DIRECTIONS: Gather every line holding the string "maximize".

RECORD EXTRACTS:
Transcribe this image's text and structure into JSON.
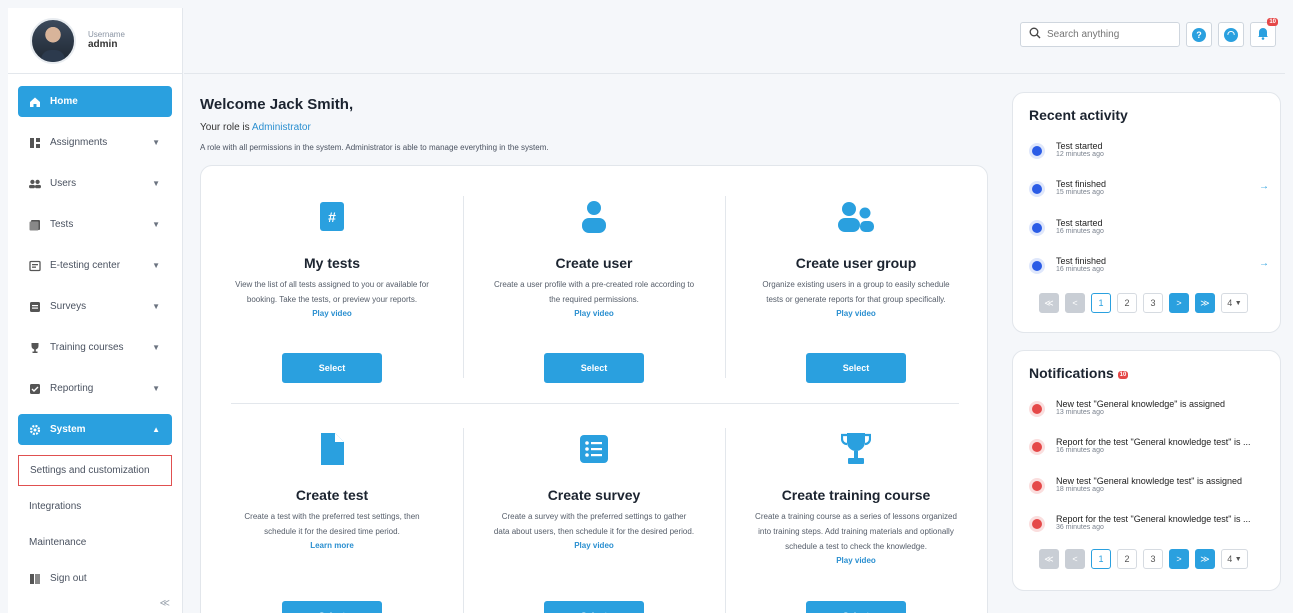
{
  "user": {
    "caption": "Username",
    "name": "admin"
  },
  "sidebar": {
    "items": [
      {
        "label": "Home",
        "icon": "home-icon"
      },
      {
        "label": "Assignments",
        "icon": "assignments-icon"
      },
      {
        "label": "Users",
        "icon": "users-icon"
      },
      {
        "label": "Tests",
        "icon": "tests-icon"
      },
      {
        "label": "E-testing center",
        "icon": "etesting-icon"
      },
      {
        "label": "Surveys",
        "icon": "surveys-icon"
      },
      {
        "label": "Training courses",
        "icon": "trophy-icon"
      },
      {
        "label": "Reporting",
        "icon": "reporting-icon"
      },
      {
        "label": "System",
        "icon": "gear-icon"
      }
    ],
    "system_sub": [
      "Settings and customization",
      "Integrations",
      "Maintenance"
    ],
    "sign_out": "Sign out",
    "collapse": "≪"
  },
  "topbar": {
    "search_placeholder": "Search anything",
    "notif_count": "10"
  },
  "welcome": {
    "title": "Welcome Jack Smith,",
    "role_prefix": "Your role is",
    "role": "Administrator",
    "role_desc": "A role with all permissions in the system. Administrator is able to manage everything in the system."
  },
  "tiles": [
    {
      "title": "My tests",
      "desc": "View the list of all tests assigned to you or available for booking. Take the tests, or preview your reports.",
      "link": "Play video",
      "button": "Select"
    },
    {
      "title": "Create user",
      "desc": "Create a user profile with a pre-created role according to the required permissions.",
      "link": "Play video",
      "button": "Select"
    },
    {
      "title": "Create user group",
      "desc": "Organize existing users in a group to easily schedule tests or generate reports for that group specifically.",
      "link": "Play video",
      "button": "Select"
    },
    {
      "title": "Create test",
      "desc": "Create a test with the preferred test settings, then schedule it for the desired time period.",
      "link": "Learn more",
      "button": "Select"
    },
    {
      "title": "Create survey",
      "desc": "Create a survey with the preferred settings to gather data about users, then schedule it for the desired period.",
      "link": "Play video",
      "button": "Select"
    },
    {
      "title": "Create training course",
      "desc": "Create a training course as a series of lessons organized into training steps. Add training materials and optionally schedule a test to check the knowledge.",
      "link": "Play video",
      "button": "Select"
    }
  ],
  "recent_activity": {
    "title": "Recent activity",
    "items": [
      {
        "text": "Test started",
        "time": "12 minutes ago"
      },
      {
        "text": "Test finished",
        "time": "15 minutes ago"
      },
      {
        "text": "Test started",
        "time": "16 minutes ago"
      },
      {
        "text": "Test finished",
        "time": "16 minutes ago"
      }
    ]
  },
  "notifications": {
    "title": "Notifications",
    "count": "10",
    "items": [
      {
        "text": "New test \"General knowledge\" is assigned",
        "time": "13 minutes ago"
      },
      {
        "text": "Report for the test \"General knowledge test\" is ...",
        "time": "16 minutes ago"
      },
      {
        "text": "New test \"General knowledge test\" is assigned",
        "time": "18 minutes ago"
      },
      {
        "text": "Report for the test \"General knowledge test\" is ...",
        "time": "36 minutes ago"
      }
    ]
  },
  "pager": {
    "first": "≪",
    "prev": "<",
    "pages": [
      "1",
      "2",
      "3"
    ],
    "next": ">",
    "last": "≫",
    "size": "4"
  },
  "colors": {
    "accent": "#2aa0df",
    "badge": "#e54848",
    "activity_dot": "#2b5ce6"
  }
}
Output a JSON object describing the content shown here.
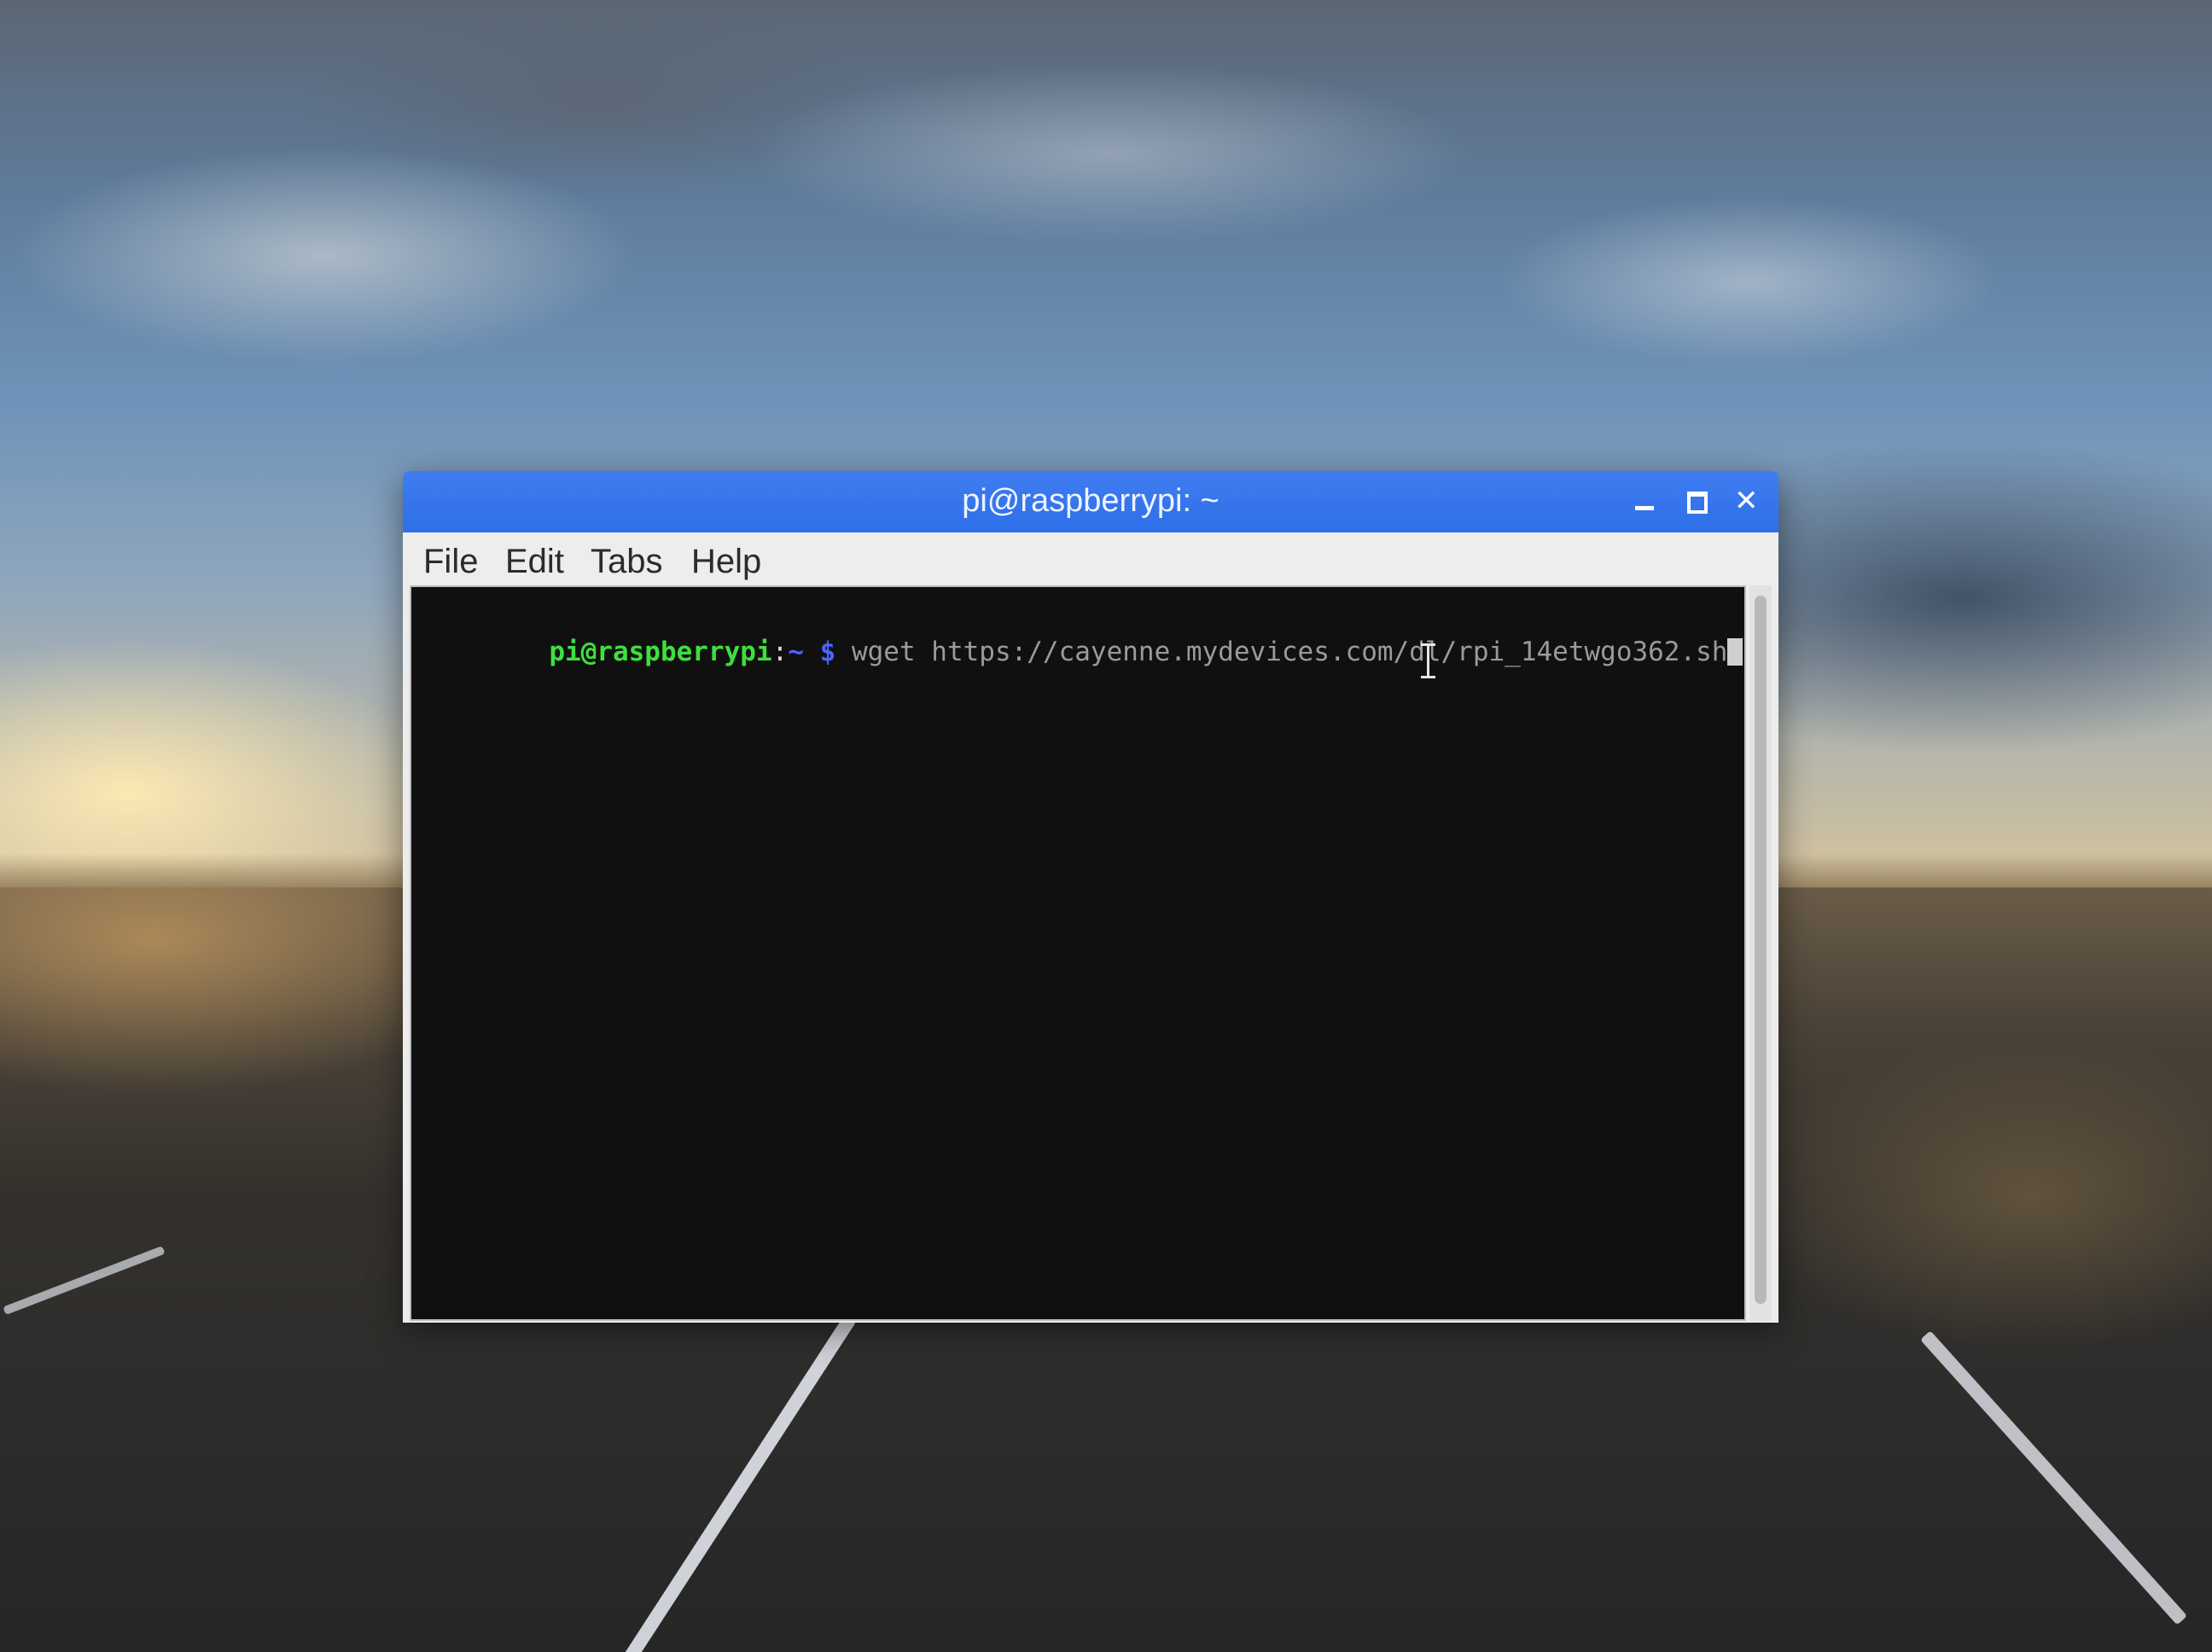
{
  "window": {
    "title": "pi@raspberrypi: ~",
    "controls": {
      "minimize": "minimize",
      "maximize": "maximize",
      "close": "close"
    }
  },
  "menu": {
    "items": [
      {
        "label": "File"
      },
      {
        "label": "Edit"
      },
      {
        "label": "Tabs"
      },
      {
        "label": "Help"
      }
    ]
  },
  "terminal": {
    "prompt_user": "pi@raspberrypi",
    "prompt_colon": ":",
    "prompt_path": "~",
    "prompt_symbol": "$",
    "command": "wget https://cayenne.mydevices.com/dl/rpi_14etwgo362.sh"
  },
  "colors": {
    "titlebar": "#2e6fe8",
    "prompt_user": "#3ee03e",
    "prompt_path": "#4b63ff",
    "terminal_background": "#101010"
  },
  "icons": {
    "minimize": "minimize-icon",
    "maximize": "maximize-icon",
    "close": "close-icon",
    "pointer": "text-cursor-icon"
  }
}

FULL SOLUTION:
      "maximize": "maximize",
    "maximize": "maximize-icon",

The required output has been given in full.